▶ **Task list**:
a: Quote the stretch of the passage on stress research below from "The opposing side" through "in 1992 (N.".
b: Name each role in life that the passage on stress research below says most elderly people mentioned as important to them.
c: Carry on the passage about stress and aging research below, picking up right after its final sentence.

▶ **Excerpt to read**:
>> Start
At this time in history the issue of women in the workplace was very relevant to society as this was the generation of the “super mom”, who wanted to do every aspect of life to perfection. The study of stress levels in this population was quite significant at the time. One study conducted in 1983 was proposed on over the debate about whether a woman’s marital and child rearing stress was relieved by working outside of the home. One side of the argument stated that by working outside the home, women would have a break from marital and care giving responsibilities, thus relieving stress.

The opposing side stated that the stress would in turn be increased due to the fact that the responsibilities would still be present when she returned home, thus multiplying the stress. The study indicated that although some of the stress of homemaking and marital responsibilities were somewhat decreased no significant difference appeared in the child rearing responsibilities ( Krause, 1983) He left Texas to move to Michigan in the mid 1980’s. He began his teaching career at the University of Michigan in 1986, where he received his tenure in 1989 and became a full professor in 1992 (N.

Krause, personal communication, September, 10, 2007). He has remained there since that time. He currently is an instructor and researcher in the School of Gerontology at the University of Michigan. After moving to Michigan he changed the focus of his research to the elderly and the rapid aging of the “baby boom generation”. He has studied the aging population in different cultures and genders to find the differences in the aging processes in the various populations. Since the end of life brings about major changes in independence and security, stress becomes a significant issue.

This can be a frightening time and one of the most stressful during the life span. Continuing on his theory that some people cope with stress more effectively than others, he has focused on how various elderly people deal with stress in different ways and what factors make the differences for those who age with less stress. One of his studies involved over eight hundred elderly people (over age sixty-five) from mixed cultural backgrounds and both genders. They were asked what roles in life were most important to them.

The study determined that most elderly people mentioned a parenting, grand parenting, other relative, or community role. Those with control over this kind of role in their lives had a tendency to live longer and have more value in their lives (Krause and Shaw, 2000). This study also determined that the reason for this longevity and quality may be partly due to the habits of the people. Those with well defined roles were less likely to participate in unhealthy habits such as smoking and consuming excessive alcohol than did the people without these roles, thus leading to longer and often healthier lives (Krause and Shaw, 2000).

In addition to this study, he conducted one along the same lines with the elderly population and their perceived role of security (that if they need help or support from someone it is available). This study concluded that as age increases this feeling of having needed support tends to decline and thus the security with it (Krause, 2007). These studies led to studies on the social relationships of the elderly. Most of the studies determined that the people with healthy social relationships had less negative effects from stress and appeared to live more fulfilling lives.

The studies went from the basic study of roles in life to determine differences in other populations. He began to focus more on the differences between aging people from different cultural backgrounds. During his studies of people from different cultures he noticed that some cultures were more effective in coping with the factors of stress during aging in spite of having healthy values and roles in life. One of these cultural differences was between elderly Caucasians and elderly African Americans. He determined that the African Americans on average had fewer negative effects of stress than did the same age population among Caucasians.
>> End
▶ **Provided records**:
>> Start
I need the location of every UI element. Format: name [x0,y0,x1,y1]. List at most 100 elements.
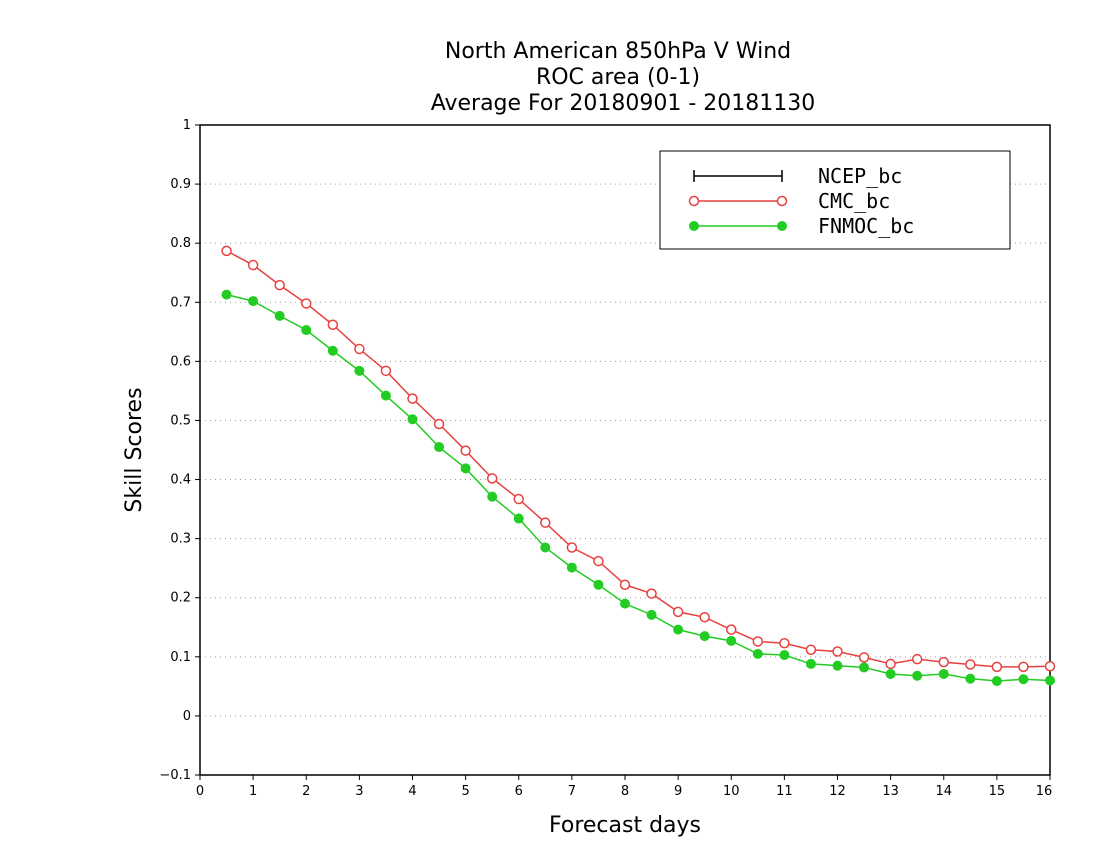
data-point [965,659,976,670]
y-tick-label: 0.3 [170,532,191,547]
x-tick-label: 8 [621,784,629,799]
data-point [699,631,710,642]
x-axis-label: Forecast days [549,813,701,838]
data-point [486,473,498,484]
x-tick-label: 15 [989,784,1006,799]
data-point [619,579,631,590]
data-point [1018,661,1029,673]
data-point [593,579,604,590]
y-tick-label: 0.4 [170,473,191,488]
series-line [226,250,1051,668]
data-point [433,418,445,430]
y-tick-label: −0.1 [159,768,191,783]
x-tick-label: 5 [461,784,469,799]
title-line-1: North American 850hPa V Wind [445,39,791,64]
data-point [912,670,923,681]
legend-marker-cmc-1 [688,195,700,207]
data-point [247,259,259,271]
title-line-3: Average For 20180901 - 20181130 [431,91,816,116]
data-point [726,624,737,635]
data-point [513,513,524,524]
data-point [487,491,498,502]
data-point [991,676,1002,687]
legend-label-cmc: CMC_bc [818,189,890,213]
data-point [327,345,338,356]
data-point [779,650,790,661]
data-point [699,611,710,623]
x-tick-label: 10 [723,784,740,799]
gridlines [200,183,1050,717]
data-point [779,637,790,649]
x-tick-label: 3 [355,784,363,799]
y-tick-label: 0.2 [170,591,191,606]
data-point [301,298,312,309]
data-point [327,319,339,330]
y-tick-label: 0.9 [170,177,191,192]
data-point [407,414,418,425]
data-point [566,562,577,573]
data-point [832,646,843,657]
x-tick-label: 4 [408,784,416,799]
data-point [354,343,365,355]
data-point [380,365,392,377]
x-tick-label: 9 [674,784,682,799]
x-tick-label: 7 [568,784,576,799]
y-tick-label: 0.5 [170,413,191,428]
legend: NCEP_bc CMC_bc FNMOC_bc [659,150,1011,250]
data-point [672,606,684,618]
data-point [380,390,391,401]
data-point [1018,674,1029,685]
data-point [726,635,737,646]
x-tick-label: 16 [1036,784,1053,799]
series-fnmoc-bc [221,289,1055,687]
x-tick-label: 12 [829,784,846,799]
data-point [965,673,976,684]
series-cmc-bc [221,245,1056,673]
data-point [646,609,657,620]
data-point [540,542,551,553]
data-point [938,668,949,679]
y-tick-label: 0.8 [170,236,191,251]
data-point [646,588,657,599]
y-tick-label: 1 [183,118,191,133]
data-point [673,624,684,635]
data-point [991,661,1003,673]
data-point [805,644,817,655]
data-point [859,662,870,673]
data-point [1045,675,1055,686]
data-point [354,365,365,376]
x-tick-label: 14 [935,784,952,799]
legend-label-ncep: NCEP_bc [818,164,902,188]
y-tick-label: 0 [183,709,191,724]
data-point [752,636,764,647]
data-point [858,652,870,663]
data-point [805,658,816,669]
data-point [593,555,604,567]
legend-box [659,150,1011,250]
data-point [221,289,232,300]
y-tick-label: 0.6 [170,354,191,369]
legend-marker-cmc-2 [776,195,788,207]
data-point [434,442,445,453]
legend-label-fnmoc: FNMOC_bc [818,214,914,238]
data-point [938,656,949,668]
data-point [513,493,524,505]
data-point [221,245,232,257]
data-point [620,598,630,609]
data-point [566,542,578,553]
data-point [460,445,471,456]
y-tick-label: 0.1 [170,650,191,665]
data-point [1044,661,1056,672]
data-point [274,279,285,291]
data-point [540,517,551,528]
series-layer [221,245,1056,687]
data-point [911,653,923,665]
axis-ticks: −0.100.10.20.30.40.50.60.70.80.910 1 2 3 4 5 6… [159,118,1052,799]
data-point [752,648,763,659]
data-point [832,660,843,671]
y-axis-label: Skill Scores [122,387,147,512]
data-point [885,668,896,679]
data-point [248,296,259,307]
y-tick-label: 0.7 [170,295,191,310]
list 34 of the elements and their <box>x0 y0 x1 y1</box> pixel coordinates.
>> End
▶ **Answers for the tasks**:
a:
The opposing side stated that the stress would in turn be increased due to the fact that the responsibilities would still be present when she returned home, thus multiplying the stress. The study indicated that although some of the stress of homemaking and marital responsibilities were somewhat decreased no significant difference appeared in the child rearing responsibilities ( Krause, 1983) He left Texas to move to Michigan in the mid 1980’s. He began his teaching career at the University of Michigan in 1986, where he received his tenure in 1989 and became a full professor in 1992 (N.

b:
- Parenting
- Grand parenting
- Other relative
- Community role

c:
He added the aspect of spiritual beliefs and religion to the list of possible coping mechanisms. One of these studies found that African Americans tend to read the Bible more and pray more. The study also indicated that because of the traits of culture, African Americans tend to develop a closer more personal relationship with God (pray as if God is literally in the room with them and talk more personally) and therefore may be able to find this relationship helpful in coping with the stresses of daily life (Krause and Chatters, 2005).

He went on to study the same effects in Mexican Americans. The culture is different and the ways in which they practice religion is often different. He also conducted studies on people from Japanese backgrounds. In addition to the cultural differences in the ways elderly people cope with stress, Dr. Krause went on to explore the reasons that people within the same culture often dealt differently with the aging process. He continued to study the religious aspect after noting that it had played a significant role in cultural studies.

He studied the differences in gender in relation to religion and coping. He noted that in general women attended church more regularly and sometimes had a deeper spiritual devotion than men. He continued the studies with some studies on religion with respect to developing a positive relationship with the clergy and social relationships within the church. In all of the studies the overall indication was that the more healthy relationships, the more positive experiences and the deeper religious devotion, the better equipped the better the person tended to be at positive coping.

Dr. Krause studied the effects that negative experiences such as traumatic events can have on coping as well as negative experiences in social and religious situations. The results of these studies provided support for the studies of the positive effects of religion and relationships on a person’s longevity and quality of life in later years. People with negative experiences in religion were less likely to attend church regularly or develop positive relationships within the church and less likely to cope effectively with stress.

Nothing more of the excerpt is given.